TASK INSTRUCTIONS: Your answer must be the records below, reproduced exactly.

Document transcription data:
== Segment start ==
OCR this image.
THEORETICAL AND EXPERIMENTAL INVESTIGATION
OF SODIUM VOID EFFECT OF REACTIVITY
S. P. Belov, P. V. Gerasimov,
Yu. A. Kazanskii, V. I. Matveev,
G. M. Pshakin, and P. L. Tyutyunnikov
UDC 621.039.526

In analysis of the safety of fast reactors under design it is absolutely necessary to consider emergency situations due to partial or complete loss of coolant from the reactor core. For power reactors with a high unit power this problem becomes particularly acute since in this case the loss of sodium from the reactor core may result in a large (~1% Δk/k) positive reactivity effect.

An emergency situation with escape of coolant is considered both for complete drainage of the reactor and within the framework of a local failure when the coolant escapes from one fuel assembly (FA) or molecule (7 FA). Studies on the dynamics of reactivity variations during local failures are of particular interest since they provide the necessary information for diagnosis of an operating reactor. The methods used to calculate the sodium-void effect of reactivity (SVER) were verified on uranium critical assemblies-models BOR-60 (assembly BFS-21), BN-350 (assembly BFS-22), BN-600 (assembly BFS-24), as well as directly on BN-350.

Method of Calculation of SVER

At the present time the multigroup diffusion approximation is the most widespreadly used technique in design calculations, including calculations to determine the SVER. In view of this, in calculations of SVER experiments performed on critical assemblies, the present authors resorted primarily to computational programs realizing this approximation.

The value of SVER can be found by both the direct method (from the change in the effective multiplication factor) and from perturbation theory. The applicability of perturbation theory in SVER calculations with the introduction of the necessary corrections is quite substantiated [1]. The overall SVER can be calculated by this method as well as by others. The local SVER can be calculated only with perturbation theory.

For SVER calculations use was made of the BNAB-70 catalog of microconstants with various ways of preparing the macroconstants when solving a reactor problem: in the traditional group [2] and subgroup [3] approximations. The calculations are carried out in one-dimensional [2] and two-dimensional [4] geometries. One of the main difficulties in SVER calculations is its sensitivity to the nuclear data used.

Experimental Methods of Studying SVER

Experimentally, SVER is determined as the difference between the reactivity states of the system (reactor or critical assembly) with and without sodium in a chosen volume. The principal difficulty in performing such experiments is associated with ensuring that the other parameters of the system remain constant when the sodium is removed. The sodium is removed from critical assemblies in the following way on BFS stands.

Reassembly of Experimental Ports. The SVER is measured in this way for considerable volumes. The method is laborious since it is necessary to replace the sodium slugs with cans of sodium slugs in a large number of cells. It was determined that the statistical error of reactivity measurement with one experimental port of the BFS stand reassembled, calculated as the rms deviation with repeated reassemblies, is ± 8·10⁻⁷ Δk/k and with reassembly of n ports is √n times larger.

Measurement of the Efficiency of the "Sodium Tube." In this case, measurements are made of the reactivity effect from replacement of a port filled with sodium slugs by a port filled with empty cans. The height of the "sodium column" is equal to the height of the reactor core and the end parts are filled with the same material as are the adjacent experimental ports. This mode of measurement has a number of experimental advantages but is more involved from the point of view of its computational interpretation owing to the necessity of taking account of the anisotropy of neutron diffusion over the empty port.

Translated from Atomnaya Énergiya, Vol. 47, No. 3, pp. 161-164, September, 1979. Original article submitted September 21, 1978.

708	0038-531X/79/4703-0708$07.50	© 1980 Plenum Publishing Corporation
== Segment end ==
OUTPUT BELOW:
OCR this image.
THEORETICAL AND EXPERIMENTAL INVESTIGATION
OF SODIUM VOID EFFECT OF REACTIVITY
S. P. Belov, P. V. Gerasimov,
Yu. A. Kazanskii, V. I. Matveev,
G. M. Pshakin, and P. L. Tyutyunnikov
UDC 621.039.526

In analysis of the safety of fast reactors under design it is absolutely necessary to consider emergency situations due to partial or complete loss of coolant from the reactor core. For power reactors with a high unit power this problem becomes particularly acute since in this case the loss of sodium from the reactor core may result in a large (~1% Δk/k) positive reactivity effect.

An emergency situation with escape of coolant is considered both for complete drainage of the reactor and within the framework of a local failure when the coolant escapes from one fuel assembly (FA) or molecule (7 FA). Studies on the dynamics of reactivity variations during local failures are of particular interest since they provide the necessary information for diagnosis of an operating reactor. The methods used to calculate the sodium-void effect of reactivity (SVER) were verified on uranium critical assemblies-models BOR-60 (assembly BFS-21), BN-350 (assembly BFS-22), BN-600 (assembly BFS-24), as well as directly on BN-350.

Method of Calculation of SVER

At the present time the multigroup diffusion approximation is the most widespreadly used technique in design calculations, including calculations to determine the SVER. In view of this, in calculations of SVER experiments performed on critical assemblies, the present authors resorted primarily to computational programs realizing this approximation.

The value of SVER can be found by both the direct method (from the change in the effective multiplication factor) and from perturbation theory. The applicability of perturbation theory in SVER calculations with the introduction of the necessary corrections is quite substantiated [1]. The overall SVER can be calculated by this method as well as by others. The local SVER can be calculated only with perturbation theory.

For SVER calculations use was made of the BNAB-70 catalog of microconstants with various ways of preparing the macroconstants when solving a reactor problem: in the traditional group [2] and subgroup [3] approximations. The calculations are carried out in one-dimensional [2] and two-dimensional [4] geometries. One of the main difficulties in SVER calculations is its sensitivity to the nuclear data used.

Experimental Methods of Studying SVER

Experimentally, SVER is determined as the difference between the reactivity states of the system (reactor or critical assembly) with and without sodium in a chosen volume. The principal difficulty in performing such experiments is associated with ensuring that the other parameters of the system remain constant when the sodium is removed. The sodium is removed from critical assemblies in the following way on BFS stands.

Reassembly of Experimental Ports. The SVER is measured in this way for considerable volumes. The method is laborious since it is necessary to replace the sodium slugs with cans of sodium slugs in a large number of cells. It was determined that the statistical error of reactivity measurement with one experimental port of the BFS stand reassembled, calculated as the rms deviation with repeated reassemblies, is ± 8·10⁻⁷ Δk/k and with reassembly of n ports is √n times larger.

Measurement of the Efficiency of the "Sodium Tube." In this case, measurements are made of the reactivity effect from replacement of a port filled with sodium slugs by a port filled with empty cans. The height of the "sodium column" is equal to the height of the reactor core and the end parts are filled with the same material as are the adjacent experimental ports. This mode of measurement has a number of experimental advantages but is more involved from the point of view of its computational interpretation owing to the necessity of taking account of the anisotropy of neutron diffusion over the empty port.

Translated from Atomnaya Énergiya, Vol. 47, No. 3, pp. 161-164, September, 1979. Original article submitted September 21, 1978.

708	0038-531X/79/4703-0708$07.50	© 1980 Plenum Publishing Corporation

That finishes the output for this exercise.